Written exercise: Each line below is to be written out in full, exactly as shown.

Raw records:
- - - -
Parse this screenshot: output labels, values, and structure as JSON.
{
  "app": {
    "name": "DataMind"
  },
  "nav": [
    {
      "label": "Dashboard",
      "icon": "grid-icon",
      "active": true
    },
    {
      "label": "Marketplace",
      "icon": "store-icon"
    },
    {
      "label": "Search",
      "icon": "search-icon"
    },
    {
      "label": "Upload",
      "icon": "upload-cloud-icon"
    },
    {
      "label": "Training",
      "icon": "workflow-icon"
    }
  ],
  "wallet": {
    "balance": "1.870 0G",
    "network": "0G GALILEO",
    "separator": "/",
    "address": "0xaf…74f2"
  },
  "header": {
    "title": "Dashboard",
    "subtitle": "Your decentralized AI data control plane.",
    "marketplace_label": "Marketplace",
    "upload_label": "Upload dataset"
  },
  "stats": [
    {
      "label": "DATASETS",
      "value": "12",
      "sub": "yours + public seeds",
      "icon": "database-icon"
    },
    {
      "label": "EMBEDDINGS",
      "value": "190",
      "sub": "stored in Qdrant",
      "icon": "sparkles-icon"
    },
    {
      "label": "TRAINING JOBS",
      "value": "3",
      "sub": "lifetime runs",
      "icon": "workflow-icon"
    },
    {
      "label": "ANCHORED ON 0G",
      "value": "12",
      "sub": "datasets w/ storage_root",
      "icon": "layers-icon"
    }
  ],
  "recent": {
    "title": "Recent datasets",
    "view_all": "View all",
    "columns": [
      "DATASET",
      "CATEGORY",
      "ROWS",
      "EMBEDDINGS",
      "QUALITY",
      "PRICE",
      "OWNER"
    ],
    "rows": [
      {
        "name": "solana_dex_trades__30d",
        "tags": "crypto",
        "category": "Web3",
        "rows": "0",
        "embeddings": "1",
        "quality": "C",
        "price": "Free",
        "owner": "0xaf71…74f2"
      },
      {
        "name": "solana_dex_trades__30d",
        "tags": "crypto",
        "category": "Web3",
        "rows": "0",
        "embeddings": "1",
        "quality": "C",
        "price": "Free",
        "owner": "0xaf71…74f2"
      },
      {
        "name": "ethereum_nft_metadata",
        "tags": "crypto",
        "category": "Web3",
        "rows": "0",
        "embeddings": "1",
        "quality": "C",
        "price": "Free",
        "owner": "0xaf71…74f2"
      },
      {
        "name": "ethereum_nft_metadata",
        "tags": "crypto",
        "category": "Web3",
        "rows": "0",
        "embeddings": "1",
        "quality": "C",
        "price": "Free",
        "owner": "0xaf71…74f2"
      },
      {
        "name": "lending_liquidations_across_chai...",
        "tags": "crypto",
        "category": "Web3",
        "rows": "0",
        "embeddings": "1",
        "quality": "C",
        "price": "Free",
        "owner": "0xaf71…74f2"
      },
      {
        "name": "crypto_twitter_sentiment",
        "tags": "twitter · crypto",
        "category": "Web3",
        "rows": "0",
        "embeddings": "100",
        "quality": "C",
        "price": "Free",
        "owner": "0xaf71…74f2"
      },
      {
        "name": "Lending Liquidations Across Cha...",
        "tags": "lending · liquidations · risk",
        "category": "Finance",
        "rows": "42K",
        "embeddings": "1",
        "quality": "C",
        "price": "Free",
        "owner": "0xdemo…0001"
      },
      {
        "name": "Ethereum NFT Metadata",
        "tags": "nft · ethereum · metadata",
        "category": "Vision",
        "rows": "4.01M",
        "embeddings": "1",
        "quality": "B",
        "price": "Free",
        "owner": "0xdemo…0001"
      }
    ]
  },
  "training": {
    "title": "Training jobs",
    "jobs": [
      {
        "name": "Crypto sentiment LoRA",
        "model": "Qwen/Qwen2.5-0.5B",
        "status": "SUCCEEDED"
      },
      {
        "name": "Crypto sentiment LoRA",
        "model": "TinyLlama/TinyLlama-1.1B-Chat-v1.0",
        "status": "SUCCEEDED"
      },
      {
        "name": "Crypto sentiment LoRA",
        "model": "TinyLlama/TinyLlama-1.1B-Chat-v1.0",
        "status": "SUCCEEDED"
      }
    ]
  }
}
- - - -
The reply:
Parse this screenshot: output labels, values, and structure as JSON.
{
  "app": {
    "name": "DataMind"
  },
  "nav": [
    {
      "label": "Dashboard",
      "icon": "grid-icon",
      "active": true
    },
    {
      "label": "Marketplace",
      "icon": "store-icon"
    },
    {
      "label": "Search",
      "icon": "search-icon"
    },
    {
      "label": "Upload",
      "icon": "upload-cloud-icon"
    },
    {
      "label": "Training",
      "icon": "workflow-icon"
    }
  ],
  "wallet": {
    "balance": "1.870 0G",
    "network": "0G GALILEO",
    "separator": "/",
    "address": "0xaf…74f2"
  },
  "header": {
    "title": "Dashboard",
    "subtitle": "Your decentralized AI data control plane.",
    "marketplace_label": "Marketplace",
    "upload_label": "Upload dataset"
  },
  "stats": [
    {
      "label": "DATASETS",
      "value": "12",
      "sub": "yours + public seeds",
      "icon": "database-icon"
    },
    {
      "label": "EMBEDDINGS",
      "value": "190",
      "sub": "stored in Qdrant",
      "icon": "sparkles-icon"
    },
    {
      "label": "TRAINING JOBS",
      "value": "3",
      "sub": "lifetime runs",
      "icon": "workflow-icon"
    },
    {
      "label": "ANCHORED ON 0G",
      "value": "12",
      "sub": "datasets w/ storage_root",
      "icon": "layers-icon"
    }
  ],
  "recent": {
    "title": "Recent datasets",
    "view_all": "View all",
    "columns": [
      "DATASET",
      "CATEGORY",
      "ROWS",
      "EMBEDDINGS",
      "QUALITY",
      "PRICE",
      "OWNER"
    ],
    "rows": [
      {
        "name": "solana_dex_trades__30d",
        "tags": "crypto",
        "category": "Web3",
        "rows": "0",
        "embeddings": "1",
        "quality": "C",
        "price": "Free",
        "owner": "0xaf71…74f2"
      },
      {
        "name": "solana_dex_trades__30d",
        "tags": "crypto",
        "category": "Web3",
        "rows": "0",
        "embeddings": "1",
        "quality": "C",
        "price": "Free",
        "owner": "0xaf71…74f2"
      },
      {
        "name": "ethereum_nft_metadata",
        "tags": "crypto",
        "category": "Web3",
        "rows": "0",
        "embeddings": "1",
        "quality": "C",
        "price": "Free",
        "owner": "0xaf71…74f2"
      },
      {
        "name": "ethereum_nft_metadata",
        "tags": "crypto",
        "category": "Web3",
        "rows": "0",
        "embeddings": "1",
        "quality": "C",
        "price": "Free",
        "owner": "0xaf71…74f2"
      },
      {
        "name": "lending_liquidations_across_chai...",
        "tags": "crypto",
        "category": "Web3",
        "rows": "0",
        "embeddings": "1",
        "quality": "C",
        "price": "Free",
        "owner": "0xaf71…74f2"
      },
      {
        "name": "crypto_twitter_sentiment",
        "tags": "twitter · crypto",
        "category": "Web3",
        "rows": "0",
        "embeddings": "100",
        "quality": "C",
        "price": "Free",
        "owner": "0xaf71…74f2"
      },
      {
        "name": "Lending Liquidations Across Cha...",
        "tags": "lending · liquidations · risk",
        "category": "Finance",
        "rows": "42K",
        "embeddings": "1",
        "quality": "C",
        "price": "Free",
        "owner": "0xdemo…0001"
      },
      {
        "name": "Ethereum NFT Metadata",
        "tags": "nft · ethereum · metadata",
        "category": "Vision",
        "rows": "4.01M",
        "embeddings": "1",
        "quality": "B",
        "price": "Free",
        "owner": "0xdemo…0001"
      }
    ]
  },
  "training": {
    "title": "Training jobs",
    "jobs": [
      {
        "name": "Crypto sentiment LoRA",
        "model": "Qwen/Qwen2.5-0.5B",
        "status": "SUCCEEDED"
      },
      {
        "name": "Crypto sentiment LoRA",
        "model": "TinyLlama/TinyLlama-1.1B-Chat-v1.0",
        "status": "SUCCEEDED"
      },
      {
        "name": "Crypto sentiment LoRA",
        "model": "TinyLlama/TinyLlama-1.1B-Chat-v1.0",
        "status": "SUCCEEDED"
      }
    ]
  }
}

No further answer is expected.